(Items from a data source)
--------------------------------

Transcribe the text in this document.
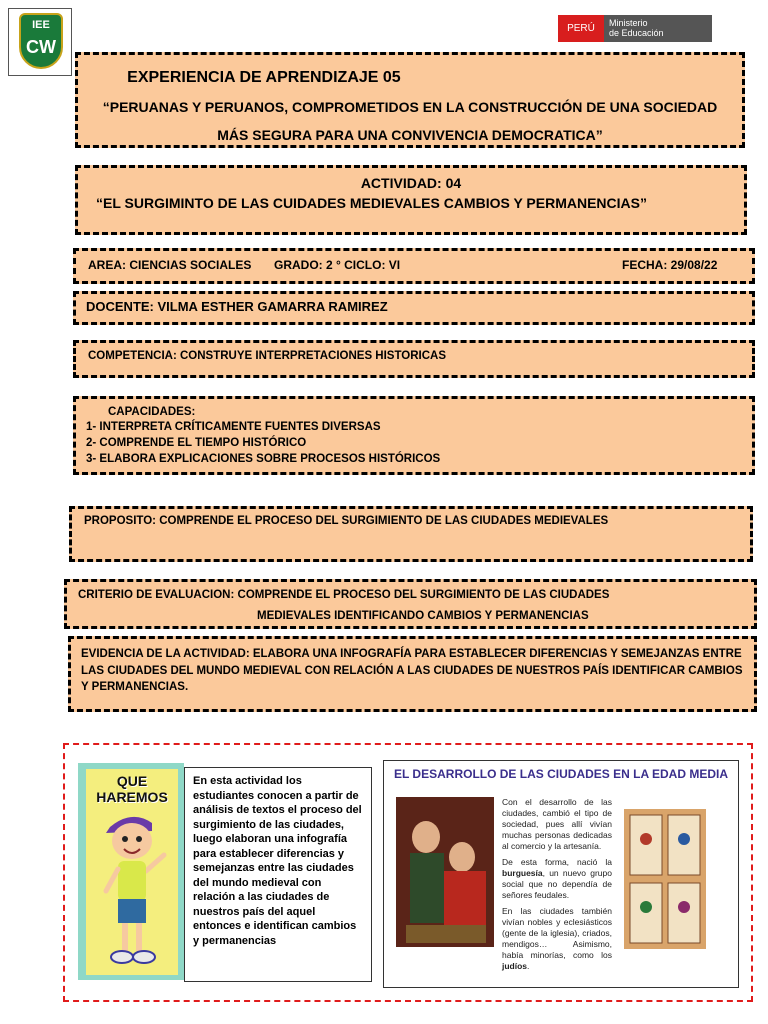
IEE
CW
PERÚ	Ministerio
de Educación
EXPERIENCIA DE APRENDIZAJE 05
“PERUANAS Y PERUANOS, COMPROMETIDOS EN LA CONSTRUCCIÓN DE UNA SOCIEDAD
MÁS SEGURA PARA UNA CONVIVENCIA DEMOCRATICA”
ACTIVIDAD: 04
“EL SURGIMINTO DE LAS CUIDADES MEDIEVALES CAMBIOS Y PERMANENCIAS”
AREA: CIENCIAS SOCIALES GRADO: 2 ° CICLO: VI	FECHA: 29/08/22
DOCENTE: VILMA ESTHER GAMARRA RAMIREZ
COMPETENCIA: CONSTRUYE INTERPRETACIONES HISTORICAS
CAPACIDADES:
1- INTERPRETA CRÍTICAMENTE FUENTES DIVERSAS
2- COMPRENDE EL TIEMPO HISTÓRICO
3- ELABORA EXPLICACIONES SOBRE PROCESOS HISTÓRICOS
PROPOSITO: COMPRENDE EL PROCESO DEL SURGIMIENTO DE LAS CIUDADES MEDIEVALES
CRITERIO DE EVALUACION: COMPRENDE EL PROCESO DEL SURGIMIENTO DE LAS CIUDADES
MEDIEVALES IDENTIFICANDO CAMBIOS Y PERMANENCIAS
EVIDENCIA DE LA ACTIVIDAD: ELABORA UNA INFOGRAFÍA PARA ESTABLECER DIFERENCIAS Y SEMEJANZAS ENTRE LAS CIUDADES DEL MUNDO MEDIEVAL CON RELACIÓN A LAS CIUDADES DE NUESTROS PAÍS IDENTIFICAR CAMBIOS Y PERMANENCIAS.
QUE
HAREMOS
En esta actividad los estudiantes conocen a partir de análisis de textos el proceso del surgimiento de las ciudades, luego elaboran una infografía para establecer diferencias y semejanzas entre las ciudades del mundo medieval con relación a las ciudades de nuestros país del aquel entonces e identifican cambios y permanencias
EL DESARROLLO DE LAS CIUDADES EN LA EDAD MEDIA

Con el desarrollo de las ciudades, cambió el tipo de sociedad, pues allí vivían muchas personas dedicadas al comercio y la artesanía.

De esta forma, nació la burguesía, un nuevo grupo social que no dependía de señores feudales.

En las ciudades también vivían nobles y eclesiásticos (gente de la iglesia), criados, mendigos… Asimismo, había minorías, como los judíos.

--------------------------------

--- What is required ---
Could you repeat all of the material exactly? Pictures should not be copied.

--- Answer to this problem ---
Transcribe the text in this document.
IEE
CW
PERÚ	Ministerio
de Educación
EXPERIENCIA DE APRENDIZAJE 05
“PERUANAS Y PERUANOS, COMPROMETIDOS EN LA CONSTRUCCIÓN DE UNA SOCIEDAD
MÁS SEGURA PARA UNA CONVIVENCIA DEMOCRATICA”
ACTIVIDAD: 04
“EL SURGIMINTO DE LAS CUIDADES MEDIEVALES CAMBIOS Y PERMANENCIAS”
AREA: CIENCIAS SOCIALES GRADO: 2 ° CICLO: VI	FECHA: 29/08/22
DOCENTE: VILMA ESTHER GAMARRA RAMIREZ
COMPETENCIA: CONSTRUYE INTERPRETACIONES HISTORICAS
CAPACIDADES:
1- INTERPRETA CRÍTICAMENTE FUENTES DIVERSAS
2- COMPRENDE EL TIEMPO HISTÓRICO
3- ELABORA EXPLICACIONES SOBRE PROCESOS HISTÓRICOS
PROPOSITO: COMPRENDE EL PROCESO DEL SURGIMIENTO DE LAS CIUDADES MEDIEVALES
CRITERIO DE EVALUACION: COMPRENDE EL PROCESO DEL SURGIMIENTO DE LAS CIUDADES
MEDIEVALES IDENTIFICANDO CAMBIOS Y PERMANENCIAS
EVIDENCIA DE LA ACTIVIDAD: ELABORA UNA INFOGRAFÍA PARA ESTABLECER DIFERENCIAS Y SEMEJANZAS ENTRE LAS CIUDADES DEL MUNDO MEDIEVAL CON RELACIÓN A LAS CIUDADES DE NUESTROS PAÍS IDENTIFICAR CAMBIOS Y PERMANENCIAS.
QUE
HAREMOS
En esta actividad los estudiantes conocen a partir de análisis de textos el proceso del surgimiento de las ciudades, luego elaboran una infografía para establecer diferencias y semejanzas entre las ciudades del mundo medieval con relación a las ciudades de nuestros país del aquel entonces e identifican cambios y permanencias
EL DESARROLLO DE LAS CIUDADES EN LA EDAD MEDIA

Con el desarrollo de las ciudades, cambió el tipo de sociedad, pues allí vivían muchas personas dedicadas al comercio y la artesanía.

De esta forma, nació la burguesía, un nuevo grupo social que no dependía de señores feudales.

En las ciudades también vivían nobles y eclesiásticos (gente de la iglesia), criados, mendigos… Asimismo, había minorías, como los judíos.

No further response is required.